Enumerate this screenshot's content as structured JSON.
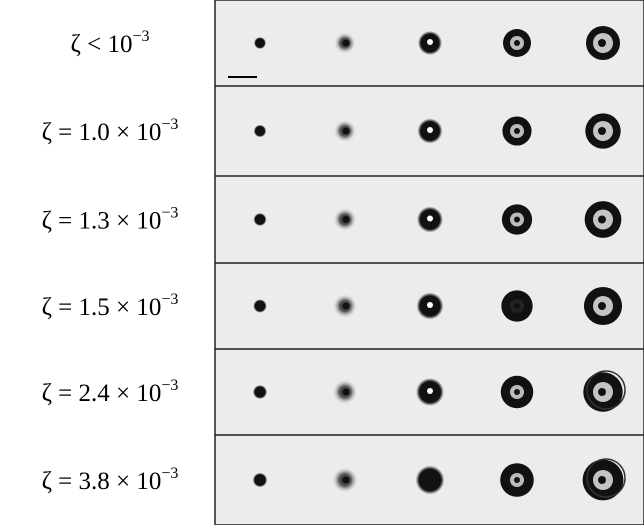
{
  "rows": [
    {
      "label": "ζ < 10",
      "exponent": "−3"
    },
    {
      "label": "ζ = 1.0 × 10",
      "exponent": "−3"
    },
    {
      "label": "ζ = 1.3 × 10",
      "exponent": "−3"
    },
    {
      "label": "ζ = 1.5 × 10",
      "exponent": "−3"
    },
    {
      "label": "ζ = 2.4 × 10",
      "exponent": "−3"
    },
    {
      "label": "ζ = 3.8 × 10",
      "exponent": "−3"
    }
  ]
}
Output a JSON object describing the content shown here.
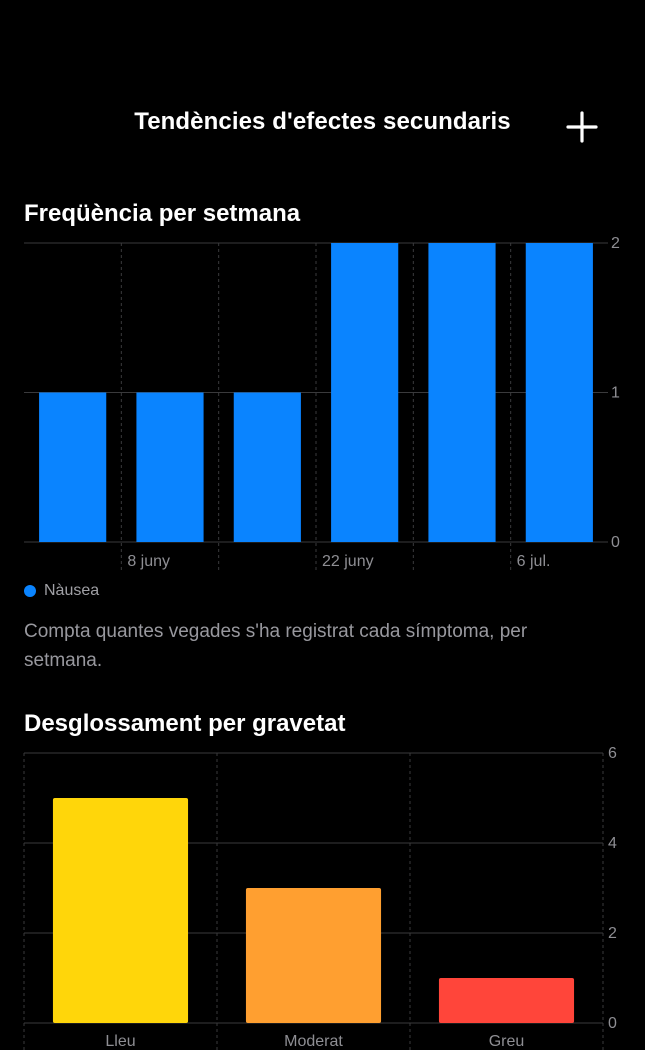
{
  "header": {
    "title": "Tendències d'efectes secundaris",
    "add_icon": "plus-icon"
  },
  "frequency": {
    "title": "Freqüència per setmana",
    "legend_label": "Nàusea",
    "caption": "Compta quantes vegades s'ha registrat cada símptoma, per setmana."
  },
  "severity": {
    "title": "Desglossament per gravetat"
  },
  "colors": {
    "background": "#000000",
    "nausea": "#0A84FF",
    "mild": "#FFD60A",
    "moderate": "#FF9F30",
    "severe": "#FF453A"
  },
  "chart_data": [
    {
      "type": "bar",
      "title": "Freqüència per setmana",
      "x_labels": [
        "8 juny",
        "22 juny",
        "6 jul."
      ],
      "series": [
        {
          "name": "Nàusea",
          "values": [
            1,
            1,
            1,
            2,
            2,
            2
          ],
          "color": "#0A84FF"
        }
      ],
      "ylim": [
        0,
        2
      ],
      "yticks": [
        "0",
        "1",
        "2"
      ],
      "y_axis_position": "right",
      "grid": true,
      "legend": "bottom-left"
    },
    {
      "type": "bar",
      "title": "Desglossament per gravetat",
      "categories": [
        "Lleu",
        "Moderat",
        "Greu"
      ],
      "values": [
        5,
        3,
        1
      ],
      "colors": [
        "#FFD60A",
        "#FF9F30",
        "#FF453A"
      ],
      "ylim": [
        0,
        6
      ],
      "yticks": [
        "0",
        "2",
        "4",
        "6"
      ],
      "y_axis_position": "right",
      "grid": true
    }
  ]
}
────
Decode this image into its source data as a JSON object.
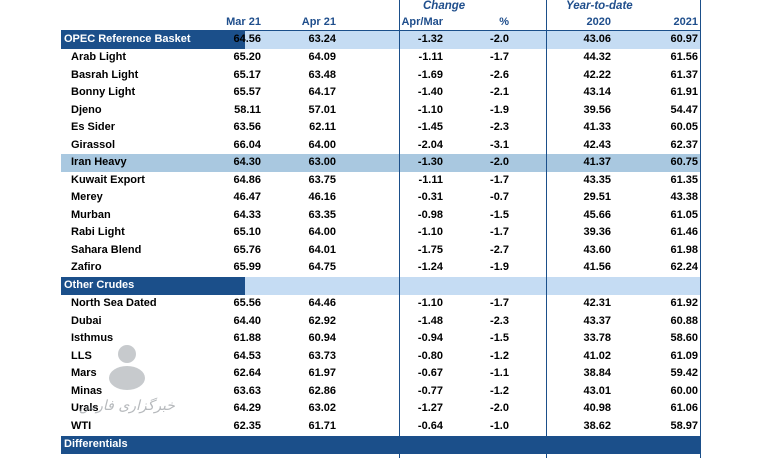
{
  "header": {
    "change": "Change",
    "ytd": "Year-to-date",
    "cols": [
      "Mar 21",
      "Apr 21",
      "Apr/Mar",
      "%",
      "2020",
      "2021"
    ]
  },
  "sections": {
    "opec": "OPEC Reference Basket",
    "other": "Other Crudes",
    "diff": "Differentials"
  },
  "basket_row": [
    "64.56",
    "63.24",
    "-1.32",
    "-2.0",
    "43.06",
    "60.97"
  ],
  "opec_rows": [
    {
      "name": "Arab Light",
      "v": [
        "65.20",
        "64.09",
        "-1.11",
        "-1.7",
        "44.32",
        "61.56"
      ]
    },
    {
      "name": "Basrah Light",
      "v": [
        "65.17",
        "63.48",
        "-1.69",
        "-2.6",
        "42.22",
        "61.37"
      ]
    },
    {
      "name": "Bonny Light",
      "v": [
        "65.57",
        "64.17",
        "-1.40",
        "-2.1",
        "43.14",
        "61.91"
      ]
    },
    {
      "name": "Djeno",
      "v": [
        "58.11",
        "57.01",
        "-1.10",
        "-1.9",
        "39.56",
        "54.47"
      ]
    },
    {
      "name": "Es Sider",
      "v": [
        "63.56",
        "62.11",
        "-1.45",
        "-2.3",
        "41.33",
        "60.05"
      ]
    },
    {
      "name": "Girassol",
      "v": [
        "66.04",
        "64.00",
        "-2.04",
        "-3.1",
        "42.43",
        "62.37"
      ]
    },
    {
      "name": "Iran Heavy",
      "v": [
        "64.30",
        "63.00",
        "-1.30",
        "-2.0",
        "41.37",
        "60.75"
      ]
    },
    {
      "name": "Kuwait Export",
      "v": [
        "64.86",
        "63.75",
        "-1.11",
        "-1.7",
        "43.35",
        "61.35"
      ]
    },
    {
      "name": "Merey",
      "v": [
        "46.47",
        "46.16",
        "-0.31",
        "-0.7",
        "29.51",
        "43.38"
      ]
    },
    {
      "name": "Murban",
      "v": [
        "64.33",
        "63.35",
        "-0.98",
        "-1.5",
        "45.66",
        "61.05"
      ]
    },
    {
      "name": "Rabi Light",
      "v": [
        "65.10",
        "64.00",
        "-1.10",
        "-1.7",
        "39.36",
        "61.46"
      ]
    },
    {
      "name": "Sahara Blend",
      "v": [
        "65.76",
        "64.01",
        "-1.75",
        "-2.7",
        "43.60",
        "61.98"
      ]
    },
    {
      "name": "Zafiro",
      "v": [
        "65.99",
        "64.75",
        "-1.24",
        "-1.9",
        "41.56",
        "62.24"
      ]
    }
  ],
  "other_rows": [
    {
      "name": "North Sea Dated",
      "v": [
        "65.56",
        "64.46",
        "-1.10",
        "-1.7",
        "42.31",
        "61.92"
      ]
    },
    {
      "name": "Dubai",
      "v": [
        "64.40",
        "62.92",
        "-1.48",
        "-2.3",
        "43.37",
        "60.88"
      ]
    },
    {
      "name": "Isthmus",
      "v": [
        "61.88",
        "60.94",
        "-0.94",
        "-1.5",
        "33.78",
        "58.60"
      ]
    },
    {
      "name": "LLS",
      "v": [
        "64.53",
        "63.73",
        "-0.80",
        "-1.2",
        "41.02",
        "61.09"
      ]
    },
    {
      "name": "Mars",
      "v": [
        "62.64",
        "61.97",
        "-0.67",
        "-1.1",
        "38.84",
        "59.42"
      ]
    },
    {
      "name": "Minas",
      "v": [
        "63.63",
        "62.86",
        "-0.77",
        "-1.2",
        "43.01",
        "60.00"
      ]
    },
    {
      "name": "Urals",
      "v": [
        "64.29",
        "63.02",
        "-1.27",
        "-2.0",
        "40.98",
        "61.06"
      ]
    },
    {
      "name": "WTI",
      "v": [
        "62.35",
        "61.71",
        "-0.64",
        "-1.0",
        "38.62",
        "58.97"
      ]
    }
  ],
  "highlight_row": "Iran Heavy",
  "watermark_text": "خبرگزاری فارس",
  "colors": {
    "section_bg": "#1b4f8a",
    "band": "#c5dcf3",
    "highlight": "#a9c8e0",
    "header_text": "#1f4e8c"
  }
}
────
• _Written task_
Find the lines holding "title" and list every one.

• _Complete output_
    "title": "Tendències d'efectes secundaris",
    "title": "Freqüència per setmana",
    "title": "Desglossament per gravetat"
      "title": "Freqüència per setmana",
      "title": "Desglossament per gravetat",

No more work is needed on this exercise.